» **Tasks to perform**:
(1) In the passage on DeSoto and the Chickasaw, how long did the first standoff between the Spaniards and the Chickasaws last?
(2) Carry on the passage on DeSoto and the Chickasaw from its final sentence.

In the year 1540, Spanish explorer Hernando DeSoto’s quest for riches made it to Mississippi. The conquistador’s heavily armed expedition came in search of gold, bullied and intimidated Indians in Florida and Alabama, and wreaked havoc everywhere it went.
Finally, DeSoto arrived at the Tombigbee River on the eastern side of Mississippi. There his men saw unfamiliar Indians staring at them. The warriors were armed and alert and planted war banners on the banks, a clear warning.
An envoy sent to talk to these unfamiliar Indians was quickly executed, sending an unmistakable message. Soon, just to be plainer, a hail of arrows flew towards the Spaniards, who hustled to take cover.
This was the first encounter between the Spaniards and Chickasaws, a standoff that lasted three days before the Indians melted into the woods. Thus ensued the long tortuous relationship between the native Chickasaw and colonialist European explorers.
Soon, DeSoto and his men occupied a village abandoned by the Chickasaw and the two groups parlayed. But tensions rose during the winter when DeSoto’s men began consuming the Chickasaw stores of corn. Hungry Chickasaws tried to retrieve some,
were caught and DeSoto chopped off one man’s hands and sent him back to the tribe.

» **Material shown**:

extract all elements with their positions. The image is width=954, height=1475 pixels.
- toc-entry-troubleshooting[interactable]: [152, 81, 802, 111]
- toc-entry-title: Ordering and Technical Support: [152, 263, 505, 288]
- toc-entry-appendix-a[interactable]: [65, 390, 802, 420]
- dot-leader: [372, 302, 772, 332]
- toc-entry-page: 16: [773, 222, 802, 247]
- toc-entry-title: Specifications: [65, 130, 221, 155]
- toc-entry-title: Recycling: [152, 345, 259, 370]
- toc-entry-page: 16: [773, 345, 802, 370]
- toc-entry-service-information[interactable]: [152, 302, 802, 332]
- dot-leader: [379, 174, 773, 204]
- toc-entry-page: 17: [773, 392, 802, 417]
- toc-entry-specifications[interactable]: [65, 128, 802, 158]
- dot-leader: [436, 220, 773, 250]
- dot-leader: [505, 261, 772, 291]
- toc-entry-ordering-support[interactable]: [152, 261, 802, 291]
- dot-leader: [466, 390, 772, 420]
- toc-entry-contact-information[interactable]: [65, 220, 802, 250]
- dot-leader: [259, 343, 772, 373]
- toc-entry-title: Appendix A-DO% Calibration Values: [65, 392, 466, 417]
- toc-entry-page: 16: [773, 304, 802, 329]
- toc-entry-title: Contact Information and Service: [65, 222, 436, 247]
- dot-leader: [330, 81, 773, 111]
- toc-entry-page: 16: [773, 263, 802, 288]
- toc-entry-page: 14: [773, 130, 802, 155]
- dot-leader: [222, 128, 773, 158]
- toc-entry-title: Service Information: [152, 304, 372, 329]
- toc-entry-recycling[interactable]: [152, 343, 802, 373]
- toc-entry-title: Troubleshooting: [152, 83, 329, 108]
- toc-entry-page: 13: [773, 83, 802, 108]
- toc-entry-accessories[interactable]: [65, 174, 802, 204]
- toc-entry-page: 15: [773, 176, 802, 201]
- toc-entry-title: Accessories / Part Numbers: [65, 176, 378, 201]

» **Expected outputs**:
(1) Three days.

(2)
Finally, DeSoto was ready to move on and demanded horses and warriors to carry his supplies and women to provide sex to his soldiers. The Chickasaws pretended to consider the demand, then carried out a daring nighttime raid on the Spanish camp.
Warriors carried torches in clay pots to the scene and while the Spaniards slept, they struck. They unleashed a storm of flaming arrows into the thatched roofs of the huts, triggering fires and panic. Many men were wounded, DeSoto narrowly missed being killed, and the Spaniards lost horses and supplies they dearly needed.
Greatly weakened, the explorers soon moved on. DeSoto would later die, his body tossed by his men into the Mississippi River, but it is a safe bet that survivors of the expedition long remembered the Chickasaws and their effective hit-and-run tactics.
When DeSoto arrived, the Chickasaws were probably living around Columbus, according to Ole Miss anthropology professor Robbie Ethridge, author of “From Chicaza to Chickasaw.”
Afterwards, they moved to Tupelo. Their move proved strategic. They were some distance from European settlements and forts. And from that position they could harass French traffic on the Mississippi River in the Memphis area, dressing as bison and bears to ambush would-be hunters. They also had access to the Natchez Trace and, more importantly, the Upper Trade Path, which connected them to the Carolina traders and the eastern seaboard colonies.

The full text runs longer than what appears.